• [Stored records]:
** Begin **
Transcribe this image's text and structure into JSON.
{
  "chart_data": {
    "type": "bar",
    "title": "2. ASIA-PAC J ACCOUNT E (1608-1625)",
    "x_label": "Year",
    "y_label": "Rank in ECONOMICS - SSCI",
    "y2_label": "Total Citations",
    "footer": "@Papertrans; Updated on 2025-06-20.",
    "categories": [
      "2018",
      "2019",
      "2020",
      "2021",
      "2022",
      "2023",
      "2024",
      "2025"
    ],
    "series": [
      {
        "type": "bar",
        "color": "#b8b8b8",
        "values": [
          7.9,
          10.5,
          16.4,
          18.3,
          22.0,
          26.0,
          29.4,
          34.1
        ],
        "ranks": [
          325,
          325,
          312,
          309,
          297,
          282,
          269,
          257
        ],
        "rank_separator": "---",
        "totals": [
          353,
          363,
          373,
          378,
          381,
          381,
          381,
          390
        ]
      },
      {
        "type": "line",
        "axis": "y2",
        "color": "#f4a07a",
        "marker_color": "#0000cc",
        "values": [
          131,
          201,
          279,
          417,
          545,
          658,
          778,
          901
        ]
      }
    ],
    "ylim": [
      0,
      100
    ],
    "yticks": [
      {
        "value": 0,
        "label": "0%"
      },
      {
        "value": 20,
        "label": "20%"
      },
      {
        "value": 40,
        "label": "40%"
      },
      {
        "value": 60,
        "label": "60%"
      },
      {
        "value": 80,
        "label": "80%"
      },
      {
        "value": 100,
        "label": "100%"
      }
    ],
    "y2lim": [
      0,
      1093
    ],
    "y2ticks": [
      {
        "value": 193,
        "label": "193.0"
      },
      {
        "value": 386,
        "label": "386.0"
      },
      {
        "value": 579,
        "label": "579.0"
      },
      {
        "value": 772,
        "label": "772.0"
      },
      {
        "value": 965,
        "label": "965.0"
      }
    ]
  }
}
** End **
• [Exercise brief]: Please set down the whole listing above without altering a single line.

• [Answer to this task]:
Transcribe this image's text and structure into JSON.
{
  "chart_data": {
    "type": "bar",
    "title": "2. ASIA-PAC J ACCOUNT E (1608-1625)",
    "x_label": "Year",
    "y_label": "Rank in ECONOMICS - SSCI",
    "y2_label": "Total Citations",
    "footer": "@Papertrans; Updated on 2025-06-20.",
    "categories": [
      "2018",
      "2019",
      "2020",
      "2021",
      "2022",
      "2023",
      "2024",
      "2025"
    ],
    "series": [
      {
        "type": "bar",
        "color": "#b8b8b8",
        "values": [
          7.9,
          10.5,
          16.4,
          18.3,
          22.0,
          26.0,
          29.4,
          34.1
        ],
        "ranks": [
          325,
          325,
          312,
          309,
          297,
          282,
          269,
          257
        ],
        "rank_separator": "---",
        "totals": [
          353,
          363,
          373,
          378,
          381,
          381,
          381,
          390
        ]
      },
      {
        "type": "line",
        "axis": "y2",
        "color": "#f4a07a",
        "marker_color": "#0000cc",
        "values": [
          131,
          201,
          279,
          417,
          545,
          658,
          778,
          901
        ]
      }
    ],
    "ylim": [
      0,
      100
    ],
    "yticks": [
      {
        "value": 0,
        "label": "0%"
      },
      {
        "value": 20,
        "label": "20%"
      },
      {
        "value": 40,
        "label": "40%"
      },
      {
        "value": 60,
        "label": "60%"
      },
      {
        "value": 80,
        "label": "80%"
      },
      {
        "value": 100,
        "label": "100%"
      }
    ],
    "y2lim": [
      0,
      1093
    ],
    "y2ticks": [
      {
        "value": 193,
        "label": "193.0"
      },
      {
        "value": 386,
        "label": "386.0"
      },
      {
        "value": 579,
        "label": "579.0"
      },
      {
        "value": 772,
        "label": "772.0"
      },
      {
        "value": 965,
        "label": "965.0"
      }
    ]
  }
}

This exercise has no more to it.